──────── EXERCISE INPUTS ────────
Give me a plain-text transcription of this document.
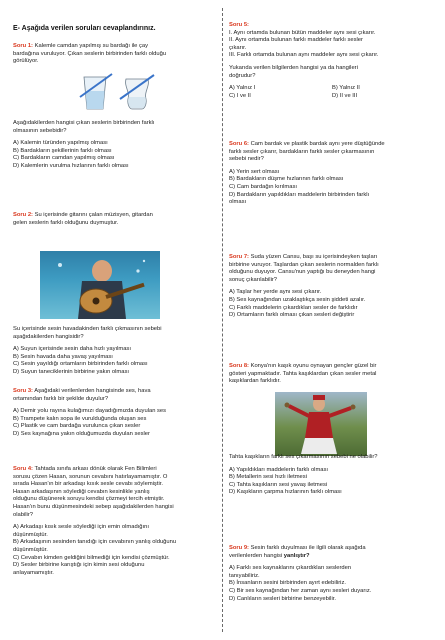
E- Aşağıda verilen soruları cevaplandırınız.
Soru 1: Kalemle camdan yapılmış su bardağı ile çay
bardağına vuruluyor. Çıkan seslerin birbirinden farklı olduğu
görülüyor.
Aşağıdakilerden hangisi çıkan seslerin birbirinden farklı
olmasının sebebidir?
A) Kalemin türünden yapılmış olması
B) Bardakların şekillerinin farklı olması
C) Bardakların camdan yapılmış olması
D) Kalemlerin vurulma hızlarının farklı olması
Soru 2: Su içerisinde gitarını çalan müzisyen, gitardan
gelen seslerin farklı olduğunu duymuştur.
Su içerisinde sesin havadakinden farklı çıkmasının sebebi
aşağıdakilerden hangisidir?
A) Suyun içerisinde sesin daha hızlı yayılması
B) Sesin havada daha yavaş yayılması
C) Sesin yayıldığı ortamların birbirinden farklı olması
D) Suyun taneciklerinin birbirine yakın olması
Soru 3: Aşağıdaki verilenlerden hangisinde ses, hava
ortamından farklı bir şekilde duyulur?
A) Demir yolu rayına kulağımızı dayadığımızda duyulan ses
B) Trampete kalın sopa ile vurulduğunda oluşan ses
C) Plastik ve cam bardağa vurulunca çıkan sesler
D) Ses kaynağına yakın olduğumuzda duyulan sesler
Soru 4: Tahtada sınıfa arkası dönük olarak Fen Bilimleri
sorusu çözen Hasan, sorunun cevabını hatırlayamamıştır. O
sırada Hasan'ın bir arkadaşı kısık sesle cevabı söylemiştir.
Hasan arkadaşının söylediği cevabın kesinlikle yanlış
olduğunu düşünerek soruyu kendisi çözmeyi tercih etmiştir.
Hasan'ın bunu düşünmesindeki sebep aşağıdakilerden hangisi
olabilir?
A) Arkadaşı kısık sesle söylediği için emin olmadığını
düşünmüştür.
B) Arkadaşının sesinden tanıdığı için cevabının yanlış olduğunu
düşünmüştür.
C) Cevabın kimden geldiğini bilmediği için kendisi çözmüştür.
D) Sesler birbirine karıştığı için kimin sesi olduğunu
anlayamamıştır.
Soru 5:
I. Aynı ortamda bulunan bütün maddeler aynı sesi çıkarır.
II. Aynı ortamda bulunan farklı maddeler farklı sesler
çıkarır.
III. Farklı ortamda bulunan aynı maddeler aynı sesi çıkarır.
Yukarıda verilen bilgilerden hangisi ya da hangileri
doğrudur?
A) Yalnız I	B) Yalnız II
C) I ve II	D) II ve III
Soru 6: Cam bardak ve plastik bardak aynı yere düştüğünde
farklı sesler çıkarır, bardakların farklı sesler çıkarmasının
sebebi nedir?
A) Yerin sert olması
B) Bardakların düşme hızlarının farklı olması
C) Cam bardağın kırılması
D) Bardakların yapıldıkları maddelerin birbirinden farklı
olması
Soru 7: Suda yüzen Cansu, başı su içerisindeyken taşları
birbirine vuruyor. Taşlardan çıkan seslerin normalden farklı
olduğunu duyuyor. Cansu'nun yaptığı bu deneyden hangi
sonuç çıkarılabilir?
A) Taşlar her yerde aynı sesi çıkarır.
B) Ses kaynağından uzaklaştıkça sesin şiddeti azalır.
C) Farklı maddelerin çıkardıkları sesler de farklıdır
D) Ortamların farklı olması çıkan sesleri değiştirir
Soru 8: Konya'nın kaşık oyunu oynayan gençler güzel bir
gösteri yapmaktadır. Tahta kaşıklardan çıkan sesler metal
kaşıklardan farklıdır.
Tahta kaşıkların farklı ses çıkarmasının sebebi ne olabilir?
A) Yapıldıkları maddelerin farklı olması
B) Metallerin sesi hızlı iletmesi
C) Tahta kaşıkların sesi yavaş iletmesi
D) Kaşıkların çarpma hızlarının farklı olması
Soru 9: Sesin farklı duyulması ile ilgili olarak aşağıda
verilenlerden hangisi yanlıştır?
A) Farklı ses kaynaklarını çıkardıkları seslerden
tanıyabiliriz.
B) İnsanların sesini birbirinden ayırt edebiliriz.
C) Bir ses kaynağından her zaman aynı sesleri duyarız.
D) Canlıların sesleri birbirine benzeyebilir.
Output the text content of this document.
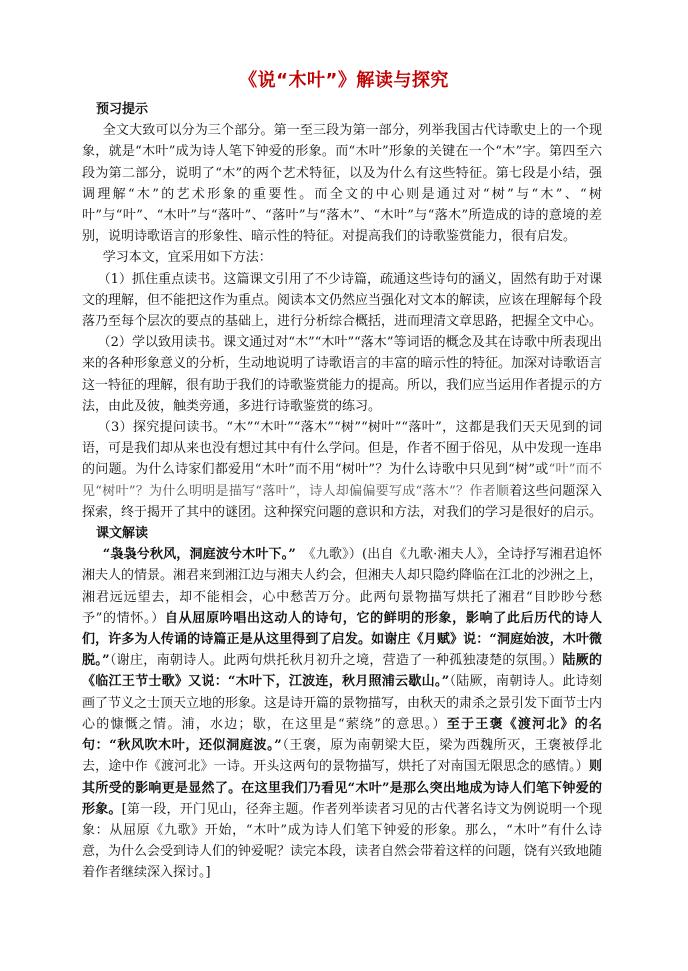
《说“木叶”》解读与探究

预习提示

全文大致可以分为三个部分。第一至三段为第一部分，列举我国古代诗歌史上的一个现象，就是“木叶”成为诗人笔下钟爱的形象。而“木叶”形象的关键在一个“木”字。第四至六段为第二部分，说明了“木”的两个艺术特征，以及为什么有这些特征。第七段是小结，强调理解“木”的艺术形象的重要性。而全文的中心则是通过对“树”与“木”、“树叶”与“叶”、“木叶”与“落叶”、“落叶”与“落木”、“木叶”与“落木”所造成的诗的意境的差别，说明诗歌语言的形象性、暗示性的特征。对提高我们的诗歌鉴赏能力，很有启发。

学习本文，宜采用如下方法：

（1）抓住重点读书。这篇课文引用了不少诗篇，疏通这些诗句的涵义，固然有助于对课文的理解，但不能把这作为重点。阅读本文仍然应当强化对文本的解读，应该在理解每个段落乃至每个层次的要点的基础上，进行分析综合概括，进而理清文章思路，把握全文中心。

（2）学以致用读书。课文通过对“木”“木叶”“落木”等词语的概念及其在诗歌中所表现出来的各种形象意义的分析，生动地说明了诗歌语言的丰富的暗示性的特征。加深对诗歌语言这一特征的理解，很有助于我们的诗歌鉴赏能力的提高。所以，我们应当运用作者提示的方法，由此及彼，触类旁通，多进行诗歌鉴赏的练习。

（3）探究提问读书。“木”“木叶”“落木”“树”“树叶”“落叶”，这都是我们天天见到的词语，可是我们却从来也没有想过其中有什么学问。但是，作者不囿于俗见，从中发现一连串的问题。为什么诗家们都爱用“木叶”而不用“树叶”？为什么诗歌中只见到“树”或“叶”而不见“树叶”？为什么明明是描写“落叶”，诗人却偏偏要写成“落木”？作者顺着这些问题深入探索，终于揭开了其中的谜团。这种探究问题的意识和方法，对我们的学习是很好的启示。

课文解读

“袅袅兮秋风，洞庭波兮木叶下。”　《九歌》）(出自《九歌·湘夫人》，全诗抒写湘君追怀湘夫人的情景。湘君来到湘江边与湘夫人约会，但湘夫人却只隐约降临在江北的沙洲之上，湘君远远望去，却不能相会，心中愁苦万分。此两句景物描写烘托了湘君“目眇眇兮愁予”的情怀。）自从屈原吟唱出这动人的诗句，它的鲜明的形象，影响了此后历代的诗人们，许多为人传诵的诗篇正是从这里得到了启发。如谢庄《月赋》说：“洞庭始波，木叶微脱。”（谢庄，南朝诗人。此两句烘托秋月初升之境，营造了一种孤独凄楚的氛围。）陆厥的《临江王节士歌》又说：“木叶下，江波连，秋月照浦云歇山。”（陆厥，南朝诗人。此诗刻画了节义之士顶天立地的形象。这是诗开篇的景物描写，由秋天的肃杀之景引发下面节士内心的慷慨之情。浦，水边；歇，在这里是“萦绕”的意思。）至于王褒《渡河北》的名句：“秋风吹木叶，还似洞庭波。”（王褒，原为南朝梁大臣，梁为西魏所灭，王褒被俘北去，途中作《渡河北》一诗。开头这两句的景物描写，烘托了对南国无限思念的感情。）则其所受的影响更是显然了。在这里我们乃看见“木叶”是那么突出地成为诗人们笔下钟爱的形象。[第一段，开门见山，径奔主题。作者列举读者习见的古代著名诗文为例说明一个现象：从屈原《九歌》开始，“木叶”成为诗人们笔下钟爱的形象。那么，“木叶”有什么诗意，为什么会受到诗人们的钟爱呢？读完本段，读者自然会带着这样的问题，饶有兴致地随着作者继续深入探讨。]
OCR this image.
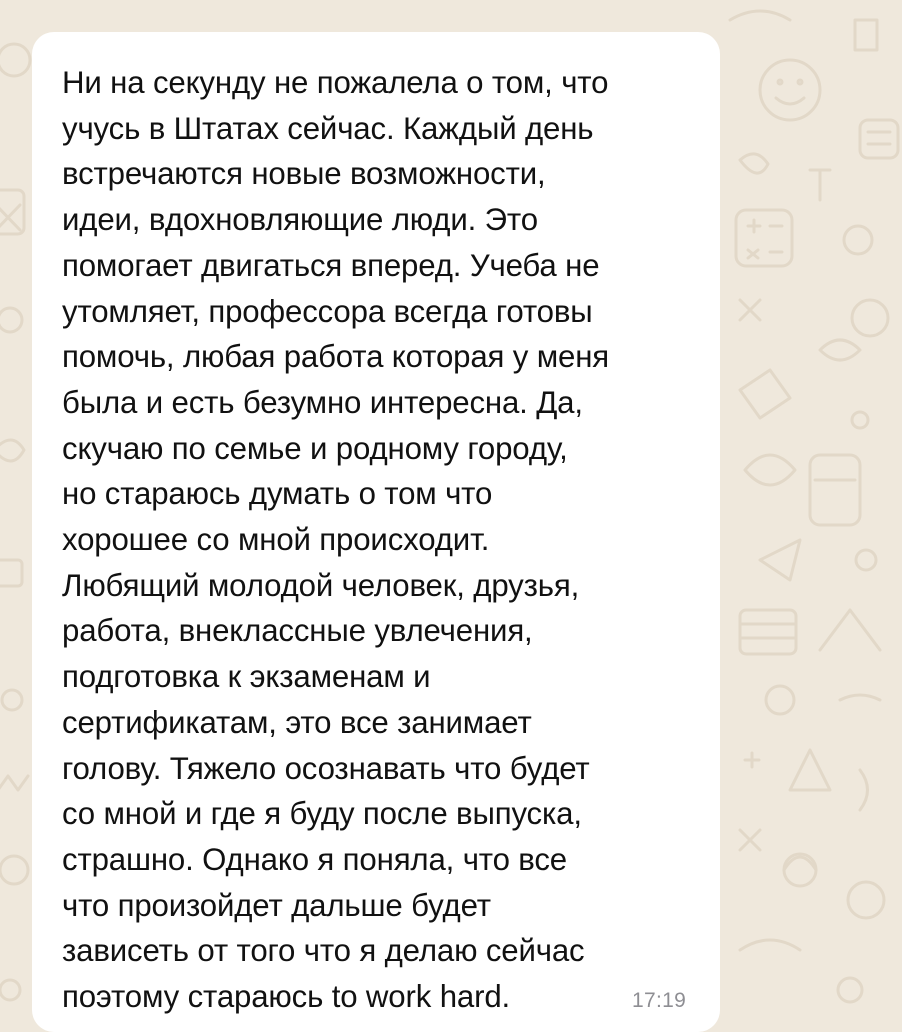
Ни на секунду не пожалела о том, что
учусь в Штатах сейчас. Каждый день
встречаются новые возможности,
идеи, вдохновляющие люди. Это
помогает двигаться вперед. Учеба не
утомляет, профессора всегда готовы
помочь, любая работа которая у меня
была и есть безумно интересна. Да,
скучаю по семье и родному городу,
но стараюсь думать о том что
хорошее со мной происходит.
Любящий молодой человек, друзья,
работа, внеклассные увлечения,
подготовка к экзаменам и
сертификатам, это все занимает
голову. Тяжело осознавать что будет
со мной и где я буду после выпуска,
страшно. Однако я поняла, что все
что произойдет дальше будет
зависеть от того что я делаю сейчас
поэтому стараюсь to work hard.	17:19
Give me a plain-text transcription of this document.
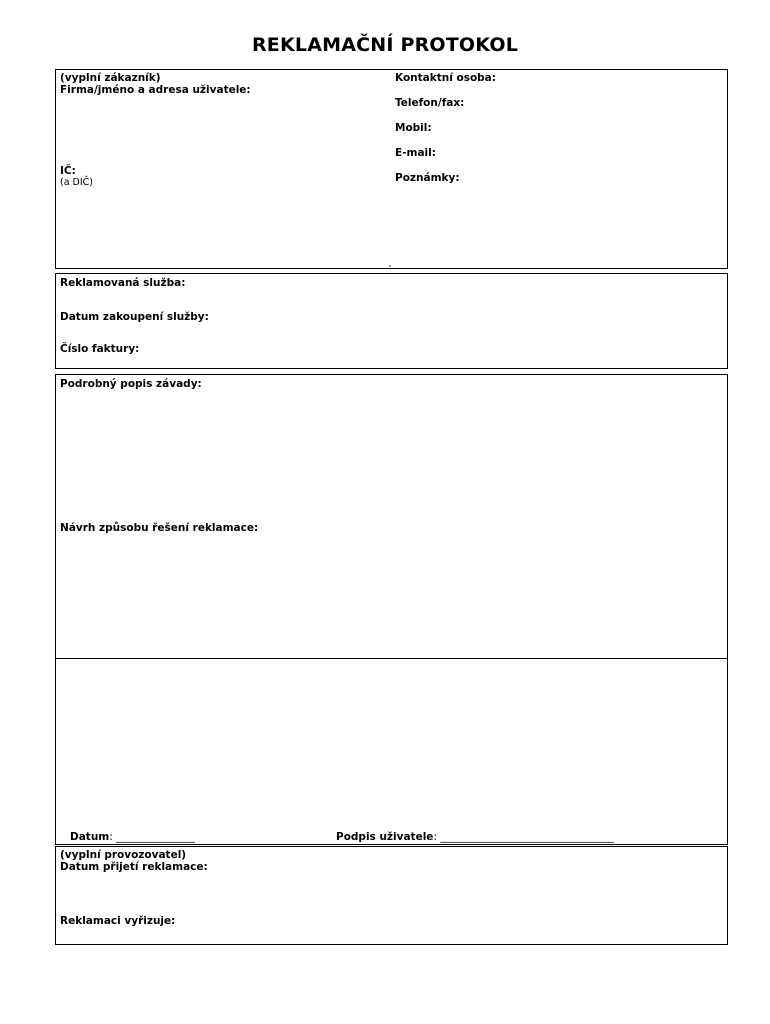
REKLAMAČNÍ PROTOKOL
(vyplní zákazník)
Firma/jméno a adresa uživatele:
IČ:
(a DIČ)
Kontaktní osoba:
Telefon/fax:
Mobil:
E-mail:
Poznámky:
Reklamovaná služba:
Datum zakoupení služby:
Číslo faktury:
Podrobný popis závady:
Návrh způsobu řešení reklamace:
Datum: _______________	Podpis uživatele: _________________________________
(vyplní provozovatel)
Datum přijetí reklamace:
Reklamaci vyřizuje:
────────
TO BE DONE >> Only lines that contain the word "this" are wanted; copy each of them.

THE RESULT >>
Give me a plain-text transcription of this document.
Output the text content of this document.
OCR this image.
Give me a plain-text transcription of this document.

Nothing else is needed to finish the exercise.